What is required ::
Return the entries below in their exact form, leaving the pictures out.
** START OF Dataset **
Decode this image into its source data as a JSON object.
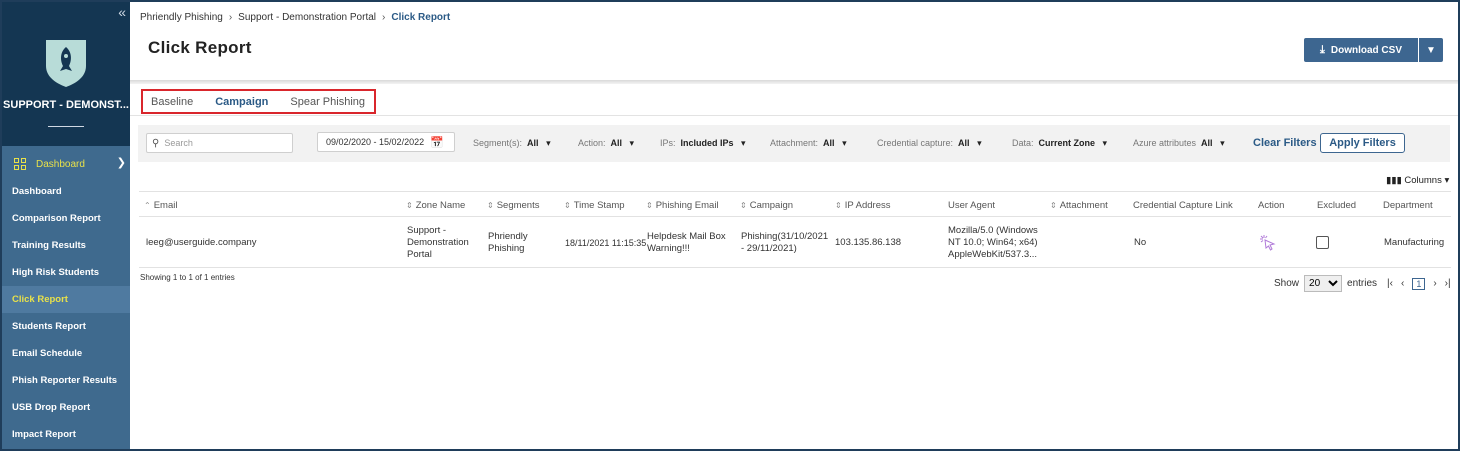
{
  "sidebar": {
    "org_name": "SUPPORT - DEMONST...",
    "dashboard_label": "Dashboard",
    "items": [
      {
        "label": "Dashboard"
      },
      {
        "label": "Comparison Report"
      },
      {
        "label": "Training Results"
      },
      {
        "label": "High Risk Students"
      },
      {
        "label": "Click Report"
      },
      {
        "label": "Students Report"
      },
      {
        "label": "Email Schedule"
      },
      {
        "label": "Phish Reporter Results"
      },
      {
        "label": "USB Drop Report"
      },
      {
        "label": "Impact Report"
      }
    ],
    "active_item": "Click Report"
  },
  "breadcrumb": {
    "items": [
      "Phriendly Phishing",
      "Support - Demonstration Portal",
      "Click Report"
    ]
  },
  "header": {
    "title": "Click Report",
    "download_label": "Download CSV"
  },
  "tabs": [
    {
      "label": "Baseline"
    },
    {
      "label": "Campaign",
      "active": true
    },
    {
      "label": "Spear Phishing"
    }
  ],
  "filters": {
    "search_placeholder": "Search",
    "date_range": "09/02/2020 - 15/02/2022",
    "segments": {
      "label": "Segment(s):",
      "value": "All"
    },
    "action": {
      "label": "Action:",
      "value": "All"
    },
    "ips": {
      "label": "IPs:",
      "value": "Included IPs"
    },
    "attachment": {
      "label": "Attachment:",
      "value": "All"
    },
    "credential": {
      "label": "Credential capture:",
      "value": "All"
    },
    "data": {
      "label": "Data:",
      "value": "Current Zone"
    },
    "azure": {
      "label": "Azure attributes",
      "value": "All"
    },
    "clear_label": "Clear Filters",
    "apply_label": "Apply Filters"
  },
  "columns_label": "Columns",
  "table": {
    "headers": [
      "Email",
      "Zone Name",
      "Segments",
      "Time Stamp",
      "Phishing Email",
      "Campaign",
      "IP Address",
      "User Agent",
      "Attachment",
      "Credential Capture Link",
      "Action",
      "Excluded",
      "Department"
    ],
    "rows": [
      {
        "email": "leeg@userguide.company",
        "zone": [
          "Support -",
          "Demonstration",
          "Portal"
        ],
        "segments": [
          "Phriendly",
          "Phishing"
        ],
        "timestamp": "18/11/2021 11:15:35",
        "phishing_email": [
          "Helpdesk Mail Box",
          "Warning!!!"
        ],
        "campaign": [
          "Phishing(31/10/2021",
          "- 29/11/2021)"
        ],
        "ip": "103.135.86.138",
        "user_agent": [
          "Mozilla/5.0 (Windows",
          "NT 10.0; Win64; x64)",
          "AppleWebKit/537.3..."
        ],
        "attachment": "",
        "credential": "No",
        "excluded": false,
        "department": "Manufacturing"
      }
    ]
  },
  "footer": {
    "showing": "Showing 1 to 1 of 1 entries",
    "show_label": "Show",
    "page_size": "20",
    "entries_label": "entries",
    "current_page": "1"
  },
  "colors": {
    "sidebar_dark": "#143652",
    "sidebar": "#3f6a8e",
    "accent": "#3d6690",
    "highlight": "#e8e14a",
    "tab_outline": "#d9262c"
  }
}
** END OF Dataset **
Worked solution ::
Decode this image into its source data as a JSON object.
{
  "sidebar": {
    "org_name": "SUPPORT - DEMONST...",
    "dashboard_label": "Dashboard",
    "items": [
      {
        "label": "Dashboard"
      },
      {
        "label": "Comparison Report"
      },
      {
        "label": "Training Results"
      },
      {
        "label": "High Risk Students"
      },
      {
        "label": "Click Report"
      },
      {
        "label": "Students Report"
      },
      {
        "label": "Email Schedule"
      },
      {
        "label": "Phish Reporter Results"
      },
      {
        "label": "USB Drop Report"
      },
      {
        "label": "Impact Report"
      }
    ],
    "active_item": "Click Report"
  },
  "breadcrumb": {
    "items": [
      "Phriendly Phishing",
      "Support - Demonstration Portal",
      "Click Report"
    ]
  },
  "header": {
    "title": "Click Report",
    "download_label": "Download CSV"
  },
  "tabs": [
    {
      "label": "Baseline"
    },
    {
      "label": "Campaign",
      "active": true
    },
    {
      "label": "Spear Phishing"
    }
  ],
  "filters": {
    "search_placeholder": "Search",
    "date_range": "09/02/2020 - 15/02/2022",
    "segments": {
      "label": "Segment(s):",
      "value": "All"
    },
    "action": {
      "label": "Action:",
      "value": "All"
    },
    "ips": {
      "label": "IPs:",
      "value": "Included IPs"
    },
    "attachment": {
      "label": "Attachment:",
      "value": "All"
    },
    "credential": {
      "label": "Credential capture:",
      "value": "All"
    },
    "data": {
      "label": "Data:",
      "value": "Current Zone"
    },
    "azure": {
      "label": "Azure attributes",
      "value": "All"
    },
    "clear_label": "Clear Filters",
    "apply_label": "Apply Filters"
  },
  "columns_label": "Columns",
  "table": {
    "headers": [
      "Email",
      "Zone Name",
      "Segments",
      "Time Stamp",
      "Phishing Email",
      "Campaign",
      "IP Address",
      "User Agent",
      "Attachment",
      "Credential Capture Link",
      "Action",
      "Excluded",
      "Department"
    ],
    "rows": [
      {
        "email": "leeg@userguide.company",
        "zone": [
          "Support -",
          "Demonstration",
          "Portal"
        ],
        "segments": [
          "Phriendly",
          "Phishing"
        ],
        "timestamp": "18/11/2021 11:15:35",
        "phishing_email": [
          "Helpdesk Mail Box",
          "Warning!!!"
        ],
        "campaign": [
          "Phishing(31/10/2021",
          "- 29/11/2021)"
        ],
        "ip": "103.135.86.138",
        "user_agent": [
          "Mozilla/5.0 (Windows",
          "NT 10.0; Win64; x64)",
          "AppleWebKit/537.3..."
        ],
        "attachment": "",
        "credential": "No",
        "excluded": false,
        "department": "Manufacturing"
      }
    ]
  },
  "footer": {
    "showing": "Showing 1 to 1 of 1 entries",
    "show_label": "Show",
    "page_size": "20",
    "entries_label": "entries",
    "current_page": "1"
  },
  "colors": {
    "sidebar_dark": "#143652",
    "sidebar": "#3f6a8e",
    "accent": "#3d6690",
    "highlight": "#e8e14a",
    "tab_outline": "#d9262c"
  }
}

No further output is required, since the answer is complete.